WHAT THE TASK REQUIRES - If a line below holds the word "document", count it; then say how many such lines there are and nothing else.

STORED DATA -
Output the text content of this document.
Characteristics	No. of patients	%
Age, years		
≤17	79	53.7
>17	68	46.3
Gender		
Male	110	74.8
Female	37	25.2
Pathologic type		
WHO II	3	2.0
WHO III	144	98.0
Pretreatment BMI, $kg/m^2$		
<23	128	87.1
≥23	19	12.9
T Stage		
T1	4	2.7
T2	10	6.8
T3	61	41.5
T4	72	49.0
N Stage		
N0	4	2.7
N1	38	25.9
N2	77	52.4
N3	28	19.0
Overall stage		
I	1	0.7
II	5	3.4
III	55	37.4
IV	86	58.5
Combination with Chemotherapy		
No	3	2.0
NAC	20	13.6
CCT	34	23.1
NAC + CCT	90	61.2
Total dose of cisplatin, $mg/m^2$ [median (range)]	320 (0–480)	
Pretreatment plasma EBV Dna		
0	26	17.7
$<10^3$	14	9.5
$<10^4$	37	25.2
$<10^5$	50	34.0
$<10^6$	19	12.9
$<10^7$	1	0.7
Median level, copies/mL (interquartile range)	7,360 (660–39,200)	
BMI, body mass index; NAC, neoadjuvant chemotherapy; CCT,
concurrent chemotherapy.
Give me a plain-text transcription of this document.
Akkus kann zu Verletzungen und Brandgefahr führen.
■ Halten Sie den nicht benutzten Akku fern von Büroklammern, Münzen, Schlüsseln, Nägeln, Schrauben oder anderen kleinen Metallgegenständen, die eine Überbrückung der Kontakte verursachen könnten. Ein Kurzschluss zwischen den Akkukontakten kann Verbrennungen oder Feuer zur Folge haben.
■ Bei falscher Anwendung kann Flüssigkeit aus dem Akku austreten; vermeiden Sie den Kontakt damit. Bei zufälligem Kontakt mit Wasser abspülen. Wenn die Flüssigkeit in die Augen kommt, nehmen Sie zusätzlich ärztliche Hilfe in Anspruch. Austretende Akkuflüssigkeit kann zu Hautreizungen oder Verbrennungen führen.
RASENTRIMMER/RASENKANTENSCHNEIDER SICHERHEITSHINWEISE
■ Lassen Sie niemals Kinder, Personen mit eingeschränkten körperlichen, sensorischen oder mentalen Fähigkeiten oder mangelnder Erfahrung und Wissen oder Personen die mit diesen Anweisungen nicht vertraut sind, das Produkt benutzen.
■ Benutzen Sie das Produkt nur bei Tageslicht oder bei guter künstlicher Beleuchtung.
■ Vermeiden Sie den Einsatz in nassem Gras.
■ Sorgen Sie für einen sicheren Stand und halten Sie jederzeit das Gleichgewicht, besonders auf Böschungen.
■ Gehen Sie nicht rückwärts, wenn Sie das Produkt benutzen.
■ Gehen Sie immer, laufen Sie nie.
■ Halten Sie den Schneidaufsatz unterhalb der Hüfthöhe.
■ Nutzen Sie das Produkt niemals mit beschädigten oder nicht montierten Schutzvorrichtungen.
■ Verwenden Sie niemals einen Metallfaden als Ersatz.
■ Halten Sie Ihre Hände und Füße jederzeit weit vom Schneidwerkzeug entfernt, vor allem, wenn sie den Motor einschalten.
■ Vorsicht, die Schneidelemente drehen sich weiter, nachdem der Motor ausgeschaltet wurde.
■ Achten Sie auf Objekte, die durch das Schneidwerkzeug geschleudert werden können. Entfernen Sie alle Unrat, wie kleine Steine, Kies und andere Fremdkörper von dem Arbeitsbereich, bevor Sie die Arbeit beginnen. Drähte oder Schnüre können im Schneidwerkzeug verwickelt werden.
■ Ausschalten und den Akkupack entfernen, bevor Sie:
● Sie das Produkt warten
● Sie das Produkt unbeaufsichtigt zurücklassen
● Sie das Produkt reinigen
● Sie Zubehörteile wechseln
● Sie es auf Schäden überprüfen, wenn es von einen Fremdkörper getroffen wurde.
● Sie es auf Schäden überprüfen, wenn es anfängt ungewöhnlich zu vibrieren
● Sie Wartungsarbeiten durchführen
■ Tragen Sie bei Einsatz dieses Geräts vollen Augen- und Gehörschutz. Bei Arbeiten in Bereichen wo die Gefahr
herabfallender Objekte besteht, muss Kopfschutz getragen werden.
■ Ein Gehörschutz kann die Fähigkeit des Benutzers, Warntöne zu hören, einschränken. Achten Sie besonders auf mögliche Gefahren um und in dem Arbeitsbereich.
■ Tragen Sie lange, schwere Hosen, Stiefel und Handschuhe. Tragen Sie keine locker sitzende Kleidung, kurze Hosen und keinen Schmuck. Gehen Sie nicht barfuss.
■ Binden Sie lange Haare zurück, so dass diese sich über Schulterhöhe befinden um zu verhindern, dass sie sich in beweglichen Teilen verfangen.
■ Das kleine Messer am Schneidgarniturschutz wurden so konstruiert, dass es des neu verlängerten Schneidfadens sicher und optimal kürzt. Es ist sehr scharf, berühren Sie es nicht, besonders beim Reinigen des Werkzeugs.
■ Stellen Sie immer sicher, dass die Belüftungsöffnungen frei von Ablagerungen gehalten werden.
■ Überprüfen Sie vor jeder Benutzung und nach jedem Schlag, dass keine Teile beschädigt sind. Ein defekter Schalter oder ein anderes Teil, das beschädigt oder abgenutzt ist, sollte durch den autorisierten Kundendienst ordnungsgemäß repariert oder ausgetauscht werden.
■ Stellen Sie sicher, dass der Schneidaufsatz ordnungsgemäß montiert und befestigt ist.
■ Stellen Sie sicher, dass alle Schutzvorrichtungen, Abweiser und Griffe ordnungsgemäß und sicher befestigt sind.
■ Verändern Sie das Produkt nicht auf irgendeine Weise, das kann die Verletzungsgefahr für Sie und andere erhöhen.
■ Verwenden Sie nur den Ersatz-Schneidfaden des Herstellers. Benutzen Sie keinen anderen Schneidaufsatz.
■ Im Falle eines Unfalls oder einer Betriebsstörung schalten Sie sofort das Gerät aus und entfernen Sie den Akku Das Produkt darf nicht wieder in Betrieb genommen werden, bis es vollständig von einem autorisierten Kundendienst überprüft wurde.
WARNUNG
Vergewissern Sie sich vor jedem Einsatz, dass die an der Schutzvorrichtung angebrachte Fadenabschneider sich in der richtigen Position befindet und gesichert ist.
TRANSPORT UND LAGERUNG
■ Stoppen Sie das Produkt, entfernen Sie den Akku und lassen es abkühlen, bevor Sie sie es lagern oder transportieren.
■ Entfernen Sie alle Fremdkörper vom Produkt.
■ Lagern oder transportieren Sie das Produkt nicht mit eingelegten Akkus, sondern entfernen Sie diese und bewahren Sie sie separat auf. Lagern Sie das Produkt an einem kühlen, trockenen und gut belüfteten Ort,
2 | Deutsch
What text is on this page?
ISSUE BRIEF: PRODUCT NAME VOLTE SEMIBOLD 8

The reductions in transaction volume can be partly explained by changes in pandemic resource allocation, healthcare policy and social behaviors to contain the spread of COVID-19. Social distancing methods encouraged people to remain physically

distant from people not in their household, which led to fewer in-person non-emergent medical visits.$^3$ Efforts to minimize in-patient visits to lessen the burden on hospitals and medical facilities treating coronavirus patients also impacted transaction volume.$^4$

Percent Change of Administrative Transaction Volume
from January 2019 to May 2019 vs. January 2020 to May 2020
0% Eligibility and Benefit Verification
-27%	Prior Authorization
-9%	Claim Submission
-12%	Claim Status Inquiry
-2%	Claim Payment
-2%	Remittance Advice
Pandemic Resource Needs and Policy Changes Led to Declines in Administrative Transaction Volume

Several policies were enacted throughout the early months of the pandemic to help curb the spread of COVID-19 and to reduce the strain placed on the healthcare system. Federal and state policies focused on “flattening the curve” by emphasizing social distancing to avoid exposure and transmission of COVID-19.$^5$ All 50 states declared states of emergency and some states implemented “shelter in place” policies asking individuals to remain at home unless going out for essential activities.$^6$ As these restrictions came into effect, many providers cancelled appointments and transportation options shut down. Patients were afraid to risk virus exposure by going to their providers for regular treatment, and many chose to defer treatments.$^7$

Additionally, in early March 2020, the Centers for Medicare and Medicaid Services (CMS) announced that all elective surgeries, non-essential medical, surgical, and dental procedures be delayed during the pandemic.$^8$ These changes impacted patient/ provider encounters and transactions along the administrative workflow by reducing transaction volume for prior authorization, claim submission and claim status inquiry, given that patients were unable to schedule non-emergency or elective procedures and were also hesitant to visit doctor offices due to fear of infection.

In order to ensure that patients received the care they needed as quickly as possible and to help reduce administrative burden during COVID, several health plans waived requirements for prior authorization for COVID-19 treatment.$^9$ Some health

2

OUTPUT OF THE EXERCISE - 2